### TO BE DONE
Return the full material exactly.

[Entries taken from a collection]

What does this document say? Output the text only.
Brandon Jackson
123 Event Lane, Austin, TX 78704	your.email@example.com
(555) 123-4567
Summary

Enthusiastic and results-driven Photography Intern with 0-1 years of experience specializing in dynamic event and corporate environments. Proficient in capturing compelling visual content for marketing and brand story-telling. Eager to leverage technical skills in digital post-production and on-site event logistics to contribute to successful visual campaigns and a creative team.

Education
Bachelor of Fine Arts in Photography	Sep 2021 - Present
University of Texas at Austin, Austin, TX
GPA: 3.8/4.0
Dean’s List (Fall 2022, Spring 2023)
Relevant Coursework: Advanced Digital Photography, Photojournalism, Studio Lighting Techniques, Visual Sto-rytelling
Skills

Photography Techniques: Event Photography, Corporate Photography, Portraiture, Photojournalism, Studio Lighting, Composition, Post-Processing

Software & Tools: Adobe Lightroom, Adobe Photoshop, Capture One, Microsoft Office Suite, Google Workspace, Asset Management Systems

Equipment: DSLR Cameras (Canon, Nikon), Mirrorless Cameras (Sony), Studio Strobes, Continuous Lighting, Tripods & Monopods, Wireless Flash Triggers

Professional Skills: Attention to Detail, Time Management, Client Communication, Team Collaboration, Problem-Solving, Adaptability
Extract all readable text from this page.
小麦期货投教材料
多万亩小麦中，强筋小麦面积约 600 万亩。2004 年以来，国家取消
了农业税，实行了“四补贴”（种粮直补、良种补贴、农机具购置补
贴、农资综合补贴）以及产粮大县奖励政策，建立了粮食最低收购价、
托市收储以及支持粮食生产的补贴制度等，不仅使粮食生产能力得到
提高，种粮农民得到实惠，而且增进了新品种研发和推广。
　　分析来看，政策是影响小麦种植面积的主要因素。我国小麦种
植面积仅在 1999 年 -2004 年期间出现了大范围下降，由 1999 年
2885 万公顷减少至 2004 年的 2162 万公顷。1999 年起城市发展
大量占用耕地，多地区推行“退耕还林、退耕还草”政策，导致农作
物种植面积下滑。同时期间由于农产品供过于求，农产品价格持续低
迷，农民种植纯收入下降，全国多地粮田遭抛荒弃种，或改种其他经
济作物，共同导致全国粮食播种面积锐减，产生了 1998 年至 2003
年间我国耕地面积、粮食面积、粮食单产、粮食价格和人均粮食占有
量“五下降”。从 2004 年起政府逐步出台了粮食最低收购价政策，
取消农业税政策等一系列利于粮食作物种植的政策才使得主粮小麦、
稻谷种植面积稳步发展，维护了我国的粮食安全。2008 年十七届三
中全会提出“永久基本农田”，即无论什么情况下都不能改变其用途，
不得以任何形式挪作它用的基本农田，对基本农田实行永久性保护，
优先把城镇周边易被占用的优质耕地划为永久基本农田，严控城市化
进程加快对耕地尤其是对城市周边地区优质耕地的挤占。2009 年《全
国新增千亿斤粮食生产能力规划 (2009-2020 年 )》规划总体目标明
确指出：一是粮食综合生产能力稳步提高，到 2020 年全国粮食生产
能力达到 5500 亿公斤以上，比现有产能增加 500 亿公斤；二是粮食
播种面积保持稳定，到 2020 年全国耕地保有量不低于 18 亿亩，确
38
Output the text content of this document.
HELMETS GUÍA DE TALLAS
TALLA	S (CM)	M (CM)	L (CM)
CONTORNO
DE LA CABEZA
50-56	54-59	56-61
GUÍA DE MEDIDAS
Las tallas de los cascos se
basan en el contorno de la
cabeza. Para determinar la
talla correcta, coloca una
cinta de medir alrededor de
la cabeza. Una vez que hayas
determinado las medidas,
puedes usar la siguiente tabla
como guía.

### SOLVED EXERCISE
What does this document say? Output the text only.
Brandon Jackson
123 Event Lane, Austin, TX 78704	your.email@example.com
(555) 123-4567
Summary

Enthusiastic and results-driven Photography Intern with 0-1 years of experience specializing in dynamic event and corporate environments. Proficient in capturing compelling visual content for marketing and brand story-telling. Eager to leverage technical skills in digital post-production and on-site event logistics to contribute to successful visual campaigns and a creative team.

Education
Bachelor of Fine Arts in Photography	Sep 2021 - Present
University of Texas at Austin, Austin, TX
GPA: 3.8/4.0
Dean’s List (Fall 2022, Spring 2023)
Relevant Coursework: Advanced Digital Photography, Photojournalism, Studio Lighting Techniques, Visual Sto-rytelling
Skills

Photography Techniques: Event Photography, Corporate Photography, Portraiture, Photojournalism, Studio Lighting, Composition, Post-Processing

Software & Tools: Adobe Lightroom, Adobe Photoshop, Capture One, Microsoft Office Suite, Google Workspace, Asset Management Systems

Equipment: DSLR Cameras (Canon, Nikon), Mirrorless Cameras (Sony), Studio Strobes, Continuous Lighting, Tripods & Monopods, Wireless Flash Triggers

Professional Skills: Attention to Detail, Time Management, Client Communication, Team Collaboration, Problem-Solving, Adaptability
Extract all readable text from this page.
小麦期货投教材料
多万亩小麦中，强筋小麦面积约 600 万亩。2004 年以来，国家取消
了农业税，实行了“四补贴”（种粮直补、良种补贴、农机具购置补
贴、农资综合补贴）以及产粮大县奖励政策，建立了粮食最低收购价、
托市收储以及支持粮食生产的补贴制度等，不仅使粮食生产能力得到
提高，种粮农民得到实惠，而且增进了新品种研发和推广。
　　分析来看，政策是影响小麦种植面积的主要因素。我国小麦种
植面积仅在 1999 年 -2004 年期间出现了大范围下降，由 1999 年
2885 万公顷减少至 2004 年的 2162 万公顷。1999 年起城市发展
大量占用耕地，多地区推行“退耕还林、退耕还草”政策，导致农作
物种植面积下滑。同时期间由于农产品供过于求，农产品价格持续低
迷，农民种植纯收入下降，全国多地粮田遭抛荒弃种，或改种其他经
济作物，共同导致全国粮食播种面积锐减，产生了 1998 年至 2003
年间我国耕地面积、粮食面积、粮食单产、粮食价格和人均粮食占有
量“五下降”。从 2004 年起政府逐步出台了粮食最低收购价政策，
取消农业税政策等一系列利于粮食作物种植的政策才使得主粮小麦、
稻谷种植面积稳步发展，维护了我国的粮食安全。2008 年十七届三
中全会提出“永久基本农田”，即无论什么情况下都不能改变其用途，
不得以任何形式挪作它用的基本农田，对基本农田实行永久性保护，
优先把城镇周边易被占用的优质耕地划为永久基本农田，严控城市化
进程加快对耕地尤其是对城市周边地区优质耕地的挤占。2009 年《全
国新增千亿斤粮食生产能力规划 (2009-2020 年 )》规划总体目标明
确指出：一是粮食综合生产能力稳步提高，到 2020 年全国粮食生产
能力达到 5500 亿公斤以上，比现有产能增加 500 亿公斤；二是粮食
播种面积保持稳定，到 2020 年全国耕地保有量不低于 18 亿亩，确
38
Output the text content of this document.
HELMETS GUÍA DE TALLAS
TALLA	S (CM)	M (CM)	L (CM)
CONTORNO
DE LA CABEZA
50-56	54-59	56-61
GUÍA DE MEDIDAS
Las tallas de los cascos se
basan en el contorno de la
cabeza. Para determinar la
talla correcta, coloca una
cinta de medir alrededor de
la cabeza. Una vez que hayas
determinado las medidas,
puedes usar la siguiente tabla
como guía.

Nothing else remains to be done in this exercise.